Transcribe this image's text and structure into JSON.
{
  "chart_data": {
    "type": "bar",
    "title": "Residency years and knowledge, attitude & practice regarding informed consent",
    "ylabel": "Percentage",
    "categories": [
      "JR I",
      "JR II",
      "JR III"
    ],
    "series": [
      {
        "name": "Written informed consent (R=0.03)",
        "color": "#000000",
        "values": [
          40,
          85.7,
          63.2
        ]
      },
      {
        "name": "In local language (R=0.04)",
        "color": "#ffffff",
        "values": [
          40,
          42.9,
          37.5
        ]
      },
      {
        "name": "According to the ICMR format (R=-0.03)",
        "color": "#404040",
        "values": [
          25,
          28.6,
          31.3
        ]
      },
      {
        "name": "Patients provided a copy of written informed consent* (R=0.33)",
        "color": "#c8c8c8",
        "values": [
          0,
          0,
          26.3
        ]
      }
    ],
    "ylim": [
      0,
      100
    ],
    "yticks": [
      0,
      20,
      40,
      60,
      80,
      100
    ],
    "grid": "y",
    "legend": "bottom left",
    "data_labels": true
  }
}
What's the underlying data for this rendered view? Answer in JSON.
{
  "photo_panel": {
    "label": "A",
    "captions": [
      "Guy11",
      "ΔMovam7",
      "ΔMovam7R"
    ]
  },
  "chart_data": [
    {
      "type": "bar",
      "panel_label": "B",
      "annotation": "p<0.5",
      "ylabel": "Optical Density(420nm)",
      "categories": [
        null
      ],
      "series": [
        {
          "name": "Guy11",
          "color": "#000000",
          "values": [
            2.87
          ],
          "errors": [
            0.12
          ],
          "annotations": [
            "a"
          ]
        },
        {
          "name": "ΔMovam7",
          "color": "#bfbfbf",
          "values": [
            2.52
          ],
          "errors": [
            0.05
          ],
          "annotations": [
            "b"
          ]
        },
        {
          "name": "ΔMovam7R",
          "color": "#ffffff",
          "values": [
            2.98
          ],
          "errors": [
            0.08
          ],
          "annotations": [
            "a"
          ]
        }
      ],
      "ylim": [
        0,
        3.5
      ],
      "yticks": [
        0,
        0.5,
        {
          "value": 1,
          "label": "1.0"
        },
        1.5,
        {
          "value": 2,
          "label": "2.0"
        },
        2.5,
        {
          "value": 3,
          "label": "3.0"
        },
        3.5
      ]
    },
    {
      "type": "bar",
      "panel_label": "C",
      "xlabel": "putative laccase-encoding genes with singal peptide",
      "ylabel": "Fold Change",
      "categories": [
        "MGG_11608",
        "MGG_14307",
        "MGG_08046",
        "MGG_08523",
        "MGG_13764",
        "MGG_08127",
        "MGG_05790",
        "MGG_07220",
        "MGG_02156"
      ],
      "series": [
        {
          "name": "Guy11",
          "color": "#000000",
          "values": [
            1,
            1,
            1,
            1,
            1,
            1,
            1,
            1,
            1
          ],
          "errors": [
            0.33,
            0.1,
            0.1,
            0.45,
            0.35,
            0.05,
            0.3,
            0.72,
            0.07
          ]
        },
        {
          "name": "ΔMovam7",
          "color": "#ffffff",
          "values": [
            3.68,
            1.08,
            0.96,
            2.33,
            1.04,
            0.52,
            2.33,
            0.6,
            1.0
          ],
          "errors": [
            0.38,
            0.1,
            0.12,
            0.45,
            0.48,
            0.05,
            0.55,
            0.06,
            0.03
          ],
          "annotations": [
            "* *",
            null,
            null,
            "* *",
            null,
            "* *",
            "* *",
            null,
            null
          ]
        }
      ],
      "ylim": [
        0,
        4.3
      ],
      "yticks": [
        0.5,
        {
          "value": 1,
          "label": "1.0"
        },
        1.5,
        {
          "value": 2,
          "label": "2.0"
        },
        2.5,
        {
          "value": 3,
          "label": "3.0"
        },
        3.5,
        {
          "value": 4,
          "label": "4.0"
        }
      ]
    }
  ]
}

------------------------------------------------------------------------

Problem details:
All of the material should be given again, character for character.

The answer:
Transcribe this image's text and structure into JSON.
{
  "chart_data": {
    "type": "bar",
    "title": "Residency years and knowledge, attitude & practice regarding informed consent",
    "ylabel": "Percentage",
    "categories": [
      "JR I",
      "JR II",
      "JR III"
    ],
    "series": [
      {
        "name": "Written informed consent (R=0.03)",
        "color": "#000000",
        "values": [
          40,
          85.7,
          63.2
        ]
      },
      {
        "name": "In local language (R=0.04)",
        "color": "#ffffff",
        "values": [
          40,
          42.9,
          37.5
        ]
      },
      {
        "name": "According to the ICMR format (R=-0.03)",
        "color": "#404040",
        "values": [
          25,
          28.6,
          31.3
        ]
      },
      {
        "name": "Patients provided a copy of written informed consent* (R=0.33)",
        "color": "#c8c8c8",
        "values": [
          0,
          0,
          26.3
        ]
      }
    ],
    "ylim": [
      0,
      100
    ],
    "yticks": [
      0,
      20,
      40,
      60,
      80,
      100
    ],
    "grid": "y",
    "legend": "bottom left",
    "data_labels": true
  }
}
What's the underlying data for this rendered view? Answer in JSON.
{
  "photo_panel": {
    "label": "A",
    "captions": [
      "Guy11",
      "ΔMovam7",
      "ΔMovam7R"
    ]
  },
  "chart_data": [
    {
      "type": "bar",
      "panel_label": "B",
      "annotation": "p<0.5",
      "ylabel": "Optical Density(420nm)",
      "categories": [
        null
      ],
      "series": [
        {
          "name": "Guy11",
          "color": "#000000",
          "values": [
            2.87
          ],
          "errors": [
            0.12
          ],
          "annotations": [
            "a"
          ]
        },
        {
          "name": "ΔMovam7",
          "color": "#bfbfbf",
          "values": [
            2.52
          ],
          "errors": [
            0.05
          ],
          "annotations": [
            "b"
          ]
        },
        {
          "name": "ΔMovam7R",
          "color": "#ffffff",
          "values": [
            2.98
          ],
          "errors": [
            0.08
          ],
          "annotations": [
            "a"
          ]
        }
      ],
      "ylim": [
        0,
        3.5
      ],
      "yticks": [
        0,
        0.5,
        {
          "value": 1,
          "label": "1.0"
        },
        1.5,
        {
          "value": 2,
          "label": "2.0"
        },
        2.5,
        {
          "value": 3,
          "label": "3.0"
        },
        3.5
      ]
    },
    {
      "type": "bar",
      "panel_label": "C",
      "xlabel": "putative laccase-encoding genes with singal peptide",
      "ylabel": "Fold Change",
      "categories": [
        "MGG_11608",
        "MGG_14307",
        "MGG_08046",
        "MGG_08523",
        "MGG_13764",
        "MGG_08127",
        "MGG_05790",
        "MGG_07220",
        "MGG_02156"
      ],
      "series": [
        {
          "name": "Guy11",
          "color": "#000000",
          "values": [
            1,
            1,
            1,
            1,
            1,
            1,
            1,
            1,
            1
          ],
          "errors": [
            0.33,
            0.1,
            0.1,
            0.45,
            0.35,
            0.05,
            0.3,
            0.72,
            0.07
          ]
        },
        {
          "name": "ΔMovam7",
          "color": "#ffffff",
          "values": [
            3.68,
            1.08,
            0.96,
            2.33,
            1.04,
            0.52,
            2.33,
            0.6,
            1.0
          ],
          "errors": [
            0.38,
            0.1,
            0.12,
            0.45,
            0.48,
            0.05,
            0.55,
            0.06,
            0.03
          ],
          "annotations": [
            "* *",
            null,
            null,
            "* *",
            null,
            "* *",
            "* *",
            null,
            null
          ]
        }
      ],
      "ylim": [
        0,
        4.3
      ],
      "yticks": [
        0.5,
        {
          "value": 1,
          "label": "1.0"
        },
        1.5,
        {
          "value": 2,
          "label": "2.0"
        },
        2.5,
        {
          "value": 3,
          "label": "3.0"
        },
        3.5,
        {
          "value": 4,
          "label": "4.0"
        }
      ]
    }
  ]
}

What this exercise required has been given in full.